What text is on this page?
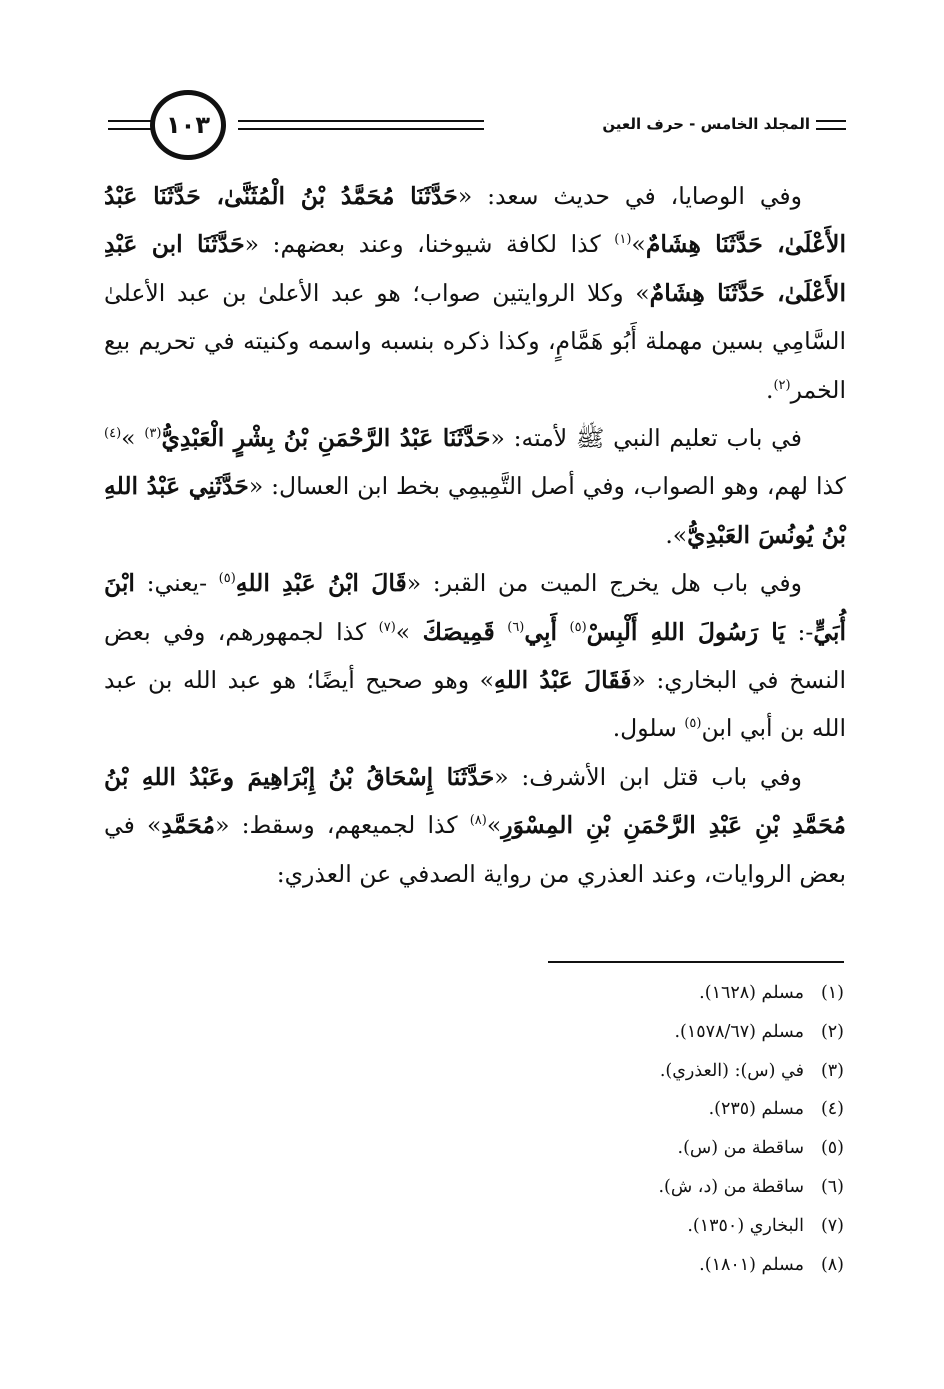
المجلد الخامس - حرف العين
١٠٣

وفي الوصايا، في حديث سعد: «حَدَّثَنَا مُحَمَّدُ بْنُ الْمُثَنَّىٰ، حَدَّثَنَا عَبْدُ الأَعْلَىٰ، حَدَّثَنَا هِشَامٌ»$^{(١)}$ كذا لكافة شيوخنا، وعند بعضهم: «حَدَّثَنَا ابن عَبْدِ الأَعْلَىٰ، حَدَّثَنَا هِشَامٌ» وكلا الروايتين صواب؛ هو عبد الأعلىٰ بن عبد الأعلىٰ السَّامِي بسين مهملة أَبُو هَمَّامٍ، وكذا ذكره بنسبه واسمه وكنيته في تحريم بيع الخمر$^{(٢)}$.

في باب تعليم النبي ﷺ لأمته: «حَدَّثَنَا عَبْدُ الرَّحْمَنِ بْنُ بِشْرٍ الْعَبْدِيُّ$^{(٣)}$ »$^{(٤)}$ كذا لهم، وهو الصواب، وفي أصل التَّمِيمِي بخط ابن العسال: «حَدَّثَنِي عَبْدُ اللهِ بْنُ يُونُسَ العَبْدِيُّ».

وفي باب هل يخرج الميت من القبر: «قَالَ ابْنُ عَبْدِ اللهِ$^{(٥)}$ -يعني: ابْنَ أُبَيٍّ-: يَا رَسُولَ اللهِ أَلْبِسْ$^{(٥)}$ أَبِي$^{(٦)}$ قَمِيصَكَ »$^{(٧)}$ كذا لجمهورهم، وفي بعض النسخ في البخاري: «فَقَالَ عَبْدُ اللهِ» وهو صحيح أيضًا؛ هو عبد الله بن عبد الله بن أبي ابن$^{(٥)}$ سلول.

وفي باب قتل ابن الأشرف: «حَدَّثَنَا إِسْحَاقُ بْنُ إِبْرَاهِيمَ وعَبْدُ اللهِ بْنُ مُحَمَّدِ بْنِ عَبْدِ الرَّحْمَنِ بْنِ المِسْوَرِ»$^{(٨)}$ كذا لجميعهم، وسقط: «مُحَمَّدِ» في بعض الروايات، وعند العذري من رواية الصدفي عن العذري:

(١)مسلم (١٦٢٨).
(٢)مسلم (١٥٧٨/٦٧).
(٣)في (س): (العذري).
(٤)مسلم (٢٣٥).
(٥)ساقطة من (س).
(٦)ساقطة من (د، ش).
(٧)البخاري (١٣٥٠).
(٨)مسلم (١٨٠١).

#### The request
Leave images out of the retyped records; keep all else exact.

#### Output for this task
What text is on this page?
المجلد الخامس - حرف العين
١٠٣

وفي الوصايا، في حديث سعد: «حَدَّثَنَا مُحَمَّدُ بْنُ الْمُثَنَّىٰ، حَدَّثَنَا عَبْدُ الأَعْلَىٰ، حَدَّثَنَا هِشَامٌ»$^{(١)}$ كذا لكافة شيوخنا، وعند بعضهم: «حَدَّثَنَا ابن عَبْدِ الأَعْلَىٰ، حَدَّثَنَا هِشَامٌ» وكلا الروايتين صواب؛ هو عبد الأعلىٰ بن عبد الأعلىٰ السَّامِي بسين مهملة أَبُو هَمَّامٍ، وكذا ذكره بنسبه واسمه وكنيته في تحريم بيع الخمر$^{(٢)}$.

في باب تعليم النبي ﷺ لأمته: «حَدَّثَنَا عَبْدُ الرَّحْمَنِ بْنُ بِشْرٍ الْعَبْدِيُّ$^{(٣)}$ »$^{(٤)}$ كذا لهم، وهو الصواب، وفي أصل التَّمِيمِي بخط ابن العسال: «حَدَّثَنِي عَبْدُ اللهِ بْنُ يُونُسَ العَبْدِيُّ».

وفي باب هل يخرج الميت من القبر: «قَالَ ابْنُ عَبْدِ اللهِ$^{(٥)}$ -يعني: ابْنَ أُبَيٍّ-: يَا رَسُولَ اللهِ أَلْبِسْ$^{(٥)}$ أَبِي$^{(٦)}$ قَمِيصَكَ »$^{(٧)}$ كذا لجمهورهم، وفي بعض النسخ في البخاري: «فَقَالَ عَبْدُ اللهِ» وهو صحيح أيضًا؛ هو عبد الله بن عبد الله بن أبي ابن$^{(٥)}$ سلول.

وفي باب قتل ابن الأشرف: «حَدَّثَنَا إِسْحَاقُ بْنُ إِبْرَاهِيمَ وعَبْدُ اللهِ بْنُ مُحَمَّدِ بْنِ عَبْدِ الرَّحْمَنِ بْنِ المِسْوَرِ»$^{(٨)}$ كذا لجميعهم، وسقط: «مُحَمَّدِ» في بعض الروايات، وعند العذري من رواية الصدفي عن العذري:

(١)مسلم (١٦٢٨).
(٢)مسلم (١٥٧٨/٦٧).
(٣)في (س): (العذري).
(٤)مسلم (٢٣٥).
(٥)ساقطة من (س).
(٦)ساقطة من (د، ش).
(٧)البخاري (١٣٥٠).
(٨)مسلم (١٨٠١).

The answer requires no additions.